Task statement → Give an exact transcription of every line, dropping the images.

Stored rows →

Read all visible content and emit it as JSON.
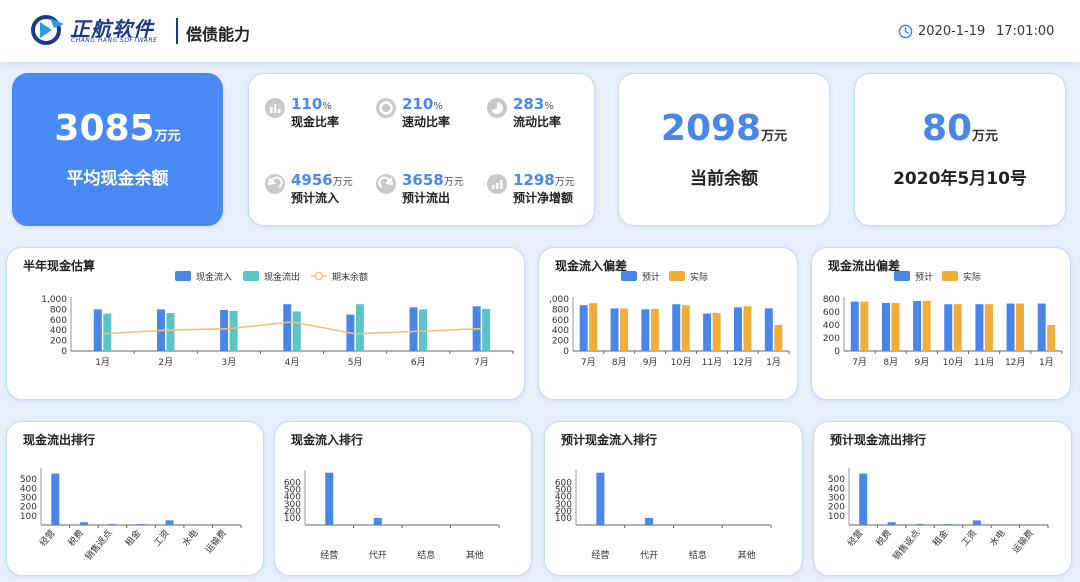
{
  "header": {
    "logo_cn": "正航软件",
    "logo_en": "CHANG HANG SOFTWARE",
    "title": "偿债能力",
    "date": "2020-1-19",
    "time": "17:01:00"
  },
  "kpis": {
    "avg_cash": {
      "value": "3085",
      "unit": "万元",
      "label": "平均现金余额"
    },
    "current_balance": {
      "value": "2098",
      "unit": "万元",
      "label": "当前余额"
    },
    "date_card": {
      "value": "80",
      "unit": "万元",
      "label": "2020年5月10号"
    }
  },
  "ratios": [
    {
      "value": "110",
      "unit": "%",
      "label": "现金比率",
      "icon": "bar-chart-icon"
    },
    {
      "value": "210",
      "unit": "%",
      "label": "速动比率",
      "icon": "donut-icon"
    },
    {
      "value": "283",
      "unit": "%",
      "label": "流动比率",
      "icon": "pie-icon"
    },
    {
      "value": "4956",
      "unit": "万元",
      "label": "预计流入",
      "icon": "inflow-arrow-icon"
    },
    {
      "value": "3658",
      "unit": "万元",
      "label": "预计流出",
      "icon": "outflow-arrow-icon"
    },
    {
      "value": "1298",
      "unit": "万元",
      "label": "预计净增额",
      "icon": "growth-chart-icon"
    }
  ],
  "colors": {
    "blue": "#4a86e8",
    "teal": "#5bc4c4",
    "orange": "#f0ad3a",
    "line": "#f2c07a"
  },
  "chart_data": [
    {
      "title": "半年现金估算",
      "type": "bar",
      "categories": [
        "1月",
        "2月",
        "3月",
        "4月",
        "5月",
        "6月",
        "7月"
      ],
      "series": [
        {
          "name": "现金流入",
          "type": "bar",
          "values": [
            800,
            800,
            790,
            900,
            700,
            840,
            860
          ]
        },
        {
          "name": "现金流出",
          "type": "bar",
          "values": [
            720,
            730,
            770,
            760,
            900,
            800,
            810
          ]
        },
        {
          "name": "期末余额",
          "type": "line",
          "values": [
            330,
            400,
            430,
            560,
            330,
            380,
            430
          ]
        }
      ],
      "ylim": [
        0,
        1000
      ],
      "yticks": [
        "0",
        "200",
        "400",
        "600",
        "800",
        "1,000"
      ],
      "legend": "top-center"
    },
    {
      "title": "现金流入偏差",
      "type": "bar",
      "categories": [
        "7月",
        "8月",
        "9月",
        "10月",
        "11月",
        "12月",
        "1月"
      ],
      "series": [
        {
          "name": "预计",
          "values": [
            880,
            820,
            800,
            900,
            720,
            840,
            820
          ]
        },
        {
          "name": "实际",
          "values": [
            920,
            820,
            810,
            880,
            730,
            860,
            500
          ]
        }
      ],
      "ylim": [
        0,
        1000
      ],
      "yticks": [
        "0",
        "200",
        "400",
        "600",
        "800",
        ",000"
      ],
      "legend": "top-center"
    },
    {
      "title": "现金流出偏差",
      "type": "bar",
      "categories": [
        "7月",
        "8月",
        "9月",
        "10月",
        "11月",
        "12月",
        "1月"
      ],
      "series": [
        {
          "name": "预计",
          "values": [
            760,
            740,
            770,
            720,
            720,
            730,
            730
          ]
        },
        {
          "name": "实际",
          "values": [
            760,
            740,
            770,
            720,
            720,
            730,
            400
          ]
        }
      ],
      "ylim": [
        0,
        800
      ],
      "yticks": [
        "0",
        "200",
        "400",
        "600",
        "800"
      ],
      "legend": "top-center"
    },
    {
      "title": "现金流出排行",
      "type": "bar",
      "categories": [
        "经营",
        "税费",
        "销售返点",
        "租金",
        "工资",
        "水电",
        "运输费"
      ],
      "series": [
        {
          "values": [
            560,
            30,
            10,
            10,
            50,
            0,
            0
          ]
        }
      ],
      "ylim": [
        0,
        600
      ],
      "yticks": [
        "100",
        "200",
        "300",
        "400",
        "500"
      ],
      "rotate_labels": true
    },
    {
      "title": "现金流入排行",
      "type": "bar",
      "categories": [
        "经营",
        "代开",
        "结息",
        "其他"
      ],
      "series": [
        {
          "values": [
            740,
            100,
            0,
            0
          ]
        }
      ],
      "ylim": [
        0,
        750
      ],
      "yticks": [
        "100",
        "200",
        "300",
        "400",
        "500",
        "600"
      ],
      "rotate_labels": false
    },
    {
      "title": "预计现金流入排行",
      "type": "bar",
      "categories": [
        "经营",
        "代开",
        "结息",
        "其他"
      ],
      "series": [
        {
          "values": [
            740,
            100,
            0,
            0
          ]
        }
      ],
      "ylim": [
        0,
        750
      ],
      "yticks": [
        "100",
        "200",
        "300",
        "400",
        "500",
        "600"
      ],
      "rotate_labels": false
    },
    {
      "title": "预计现金流出排行",
      "type": "bar",
      "categories": [
        "经营",
        "税费",
        "销售返点",
        "租金",
        "工资",
        "水电",
        "运输费"
      ],
      "series": [
        {
          "values": [
            560,
            30,
            10,
            10,
            50,
            0,
            0
          ]
        }
      ],
      "ylim": [
        0,
        600
      ],
      "yticks": [
        "100",
        "200",
        "300",
        "400",
        "500"
      ],
      "rotate_labels": true
    }
  ]
}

Solved exercise →
Read all visible content and emit it as JSON.
{
  "header": {
    "logo_cn": "正航软件",
    "logo_en": "CHANG HANG SOFTWARE",
    "title": "偿债能力",
    "date": "2020-1-19",
    "time": "17:01:00"
  },
  "kpis": {
    "avg_cash": {
      "value": "3085",
      "unit": "万元",
      "label": "平均现金余额"
    },
    "current_balance": {
      "value": "2098",
      "unit": "万元",
      "label": "当前余额"
    },
    "date_card": {
      "value": "80",
      "unit": "万元",
      "label": "2020年5月10号"
    }
  },
  "ratios": [
    {
      "value": "110",
      "unit": "%",
      "label": "现金比率",
      "icon": "bar-chart-icon"
    },
    {
      "value": "210",
      "unit": "%",
      "label": "速动比率",
      "icon": "donut-icon"
    },
    {
      "value": "283",
      "unit": "%",
      "label": "流动比率",
      "icon": "pie-icon"
    },
    {
      "value": "4956",
      "unit": "万元",
      "label": "预计流入",
      "icon": "inflow-arrow-icon"
    },
    {
      "value": "3658",
      "unit": "万元",
      "label": "预计流出",
      "icon": "outflow-arrow-icon"
    },
    {
      "value": "1298",
      "unit": "万元",
      "label": "预计净增额",
      "icon": "growth-chart-icon"
    }
  ],
  "colors": {
    "blue": "#4a86e8",
    "teal": "#5bc4c4",
    "orange": "#f0ad3a",
    "line": "#f2c07a"
  },
  "chart_data": [
    {
      "title": "半年现金估算",
      "type": "bar",
      "categories": [
        "1月",
        "2月",
        "3月",
        "4月",
        "5月",
        "6月",
        "7月"
      ],
      "series": [
        {
          "name": "现金流入",
          "type": "bar",
          "values": [
            800,
            800,
            790,
            900,
            700,
            840,
            860
          ]
        },
        {
          "name": "现金流出",
          "type": "bar",
          "values": [
            720,
            730,
            770,
            760,
            900,
            800,
            810
          ]
        },
        {
          "name": "期末余额",
          "type": "line",
          "values": [
            330,
            400,
            430,
            560,
            330,
            380,
            430
          ]
        }
      ],
      "ylim": [
        0,
        1000
      ],
      "yticks": [
        "0",
        "200",
        "400",
        "600",
        "800",
        "1,000"
      ],
      "legend": "top-center"
    },
    {
      "title": "现金流入偏差",
      "type": "bar",
      "categories": [
        "7月",
        "8月",
        "9月",
        "10月",
        "11月",
        "12月",
        "1月"
      ],
      "series": [
        {
          "name": "预计",
          "values": [
            880,
            820,
            800,
            900,
            720,
            840,
            820
          ]
        },
        {
          "name": "实际",
          "values": [
            920,
            820,
            810,
            880,
            730,
            860,
            500
          ]
        }
      ],
      "ylim": [
        0,
        1000
      ],
      "yticks": [
        "0",
        "200",
        "400",
        "600",
        "800",
        ",000"
      ],
      "legend": "top-center"
    },
    {
      "title": "现金流出偏差",
      "type": "bar",
      "categories": [
        "7月",
        "8月",
        "9月",
        "10月",
        "11月",
        "12月",
        "1月"
      ],
      "series": [
        {
          "name": "预计",
          "values": [
            760,
            740,
            770,
            720,
            720,
            730,
            730
          ]
        },
        {
          "name": "实际",
          "values": [
            760,
            740,
            770,
            720,
            720,
            730,
            400
          ]
        }
      ],
      "ylim": [
        0,
        800
      ],
      "yticks": [
        "0",
        "200",
        "400",
        "600",
        "800"
      ],
      "legend": "top-center"
    },
    {
      "title": "现金流出排行",
      "type": "bar",
      "categories": [
        "经营",
        "税费",
        "销售返点",
        "租金",
        "工资",
        "水电",
        "运输费"
      ],
      "series": [
        {
          "values": [
            560,
            30,
            10,
            10,
            50,
            0,
            0
          ]
        }
      ],
      "ylim": [
        0,
        600
      ],
      "yticks": [
        "100",
        "200",
        "300",
        "400",
        "500"
      ],
      "rotate_labels": true
    },
    {
      "title": "现金流入排行",
      "type": "bar",
      "categories": [
        "经营",
        "代开",
        "结息",
        "其他"
      ],
      "series": [
        {
          "values": [
            740,
            100,
            0,
            0
          ]
        }
      ],
      "ylim": [
        0,
        750
      ],
      "yticks": [
        "100",
        "200",
        "300",
        "400",
        "500",
        "600"
      ],
      "rotate_labels": false
    },
    {
      "title": "预计现金流入排行",
      "type": "bar",
      "categories": [
        "经营",
        "代开",
        "结息",
        "其他"
      ],
      "series": [
        {
          "values": [
            740,
            100,
            0,
            0
          ]
        }
      ],
      "ylim": [
        0,
        750
      ],
      "yticks": [
        "100",
        "200",
        "300",
        "400",
        "500",
        "600"
      ],
      "rotate_labels": false
    },
    {
      "title": "预计现金流出排行",
      "type": "bar",
      "categories": [
        "经营",
        "税费",
        "销售返点",
        "租金",
        "工资",
        "水电",
        "运输费"
      ],
      "series": [
        {
          "values": [
            560,
            30,
            10,
            10,
            50,
            0,
            0
          ]
        }
      ],
      "ylim": [
        0,
        600
      ],
      "yticks": [
        "100",
        "200",
        "300",
        "400",
        "500"
      ],
      "rotate_labels": true
    }
  ]
}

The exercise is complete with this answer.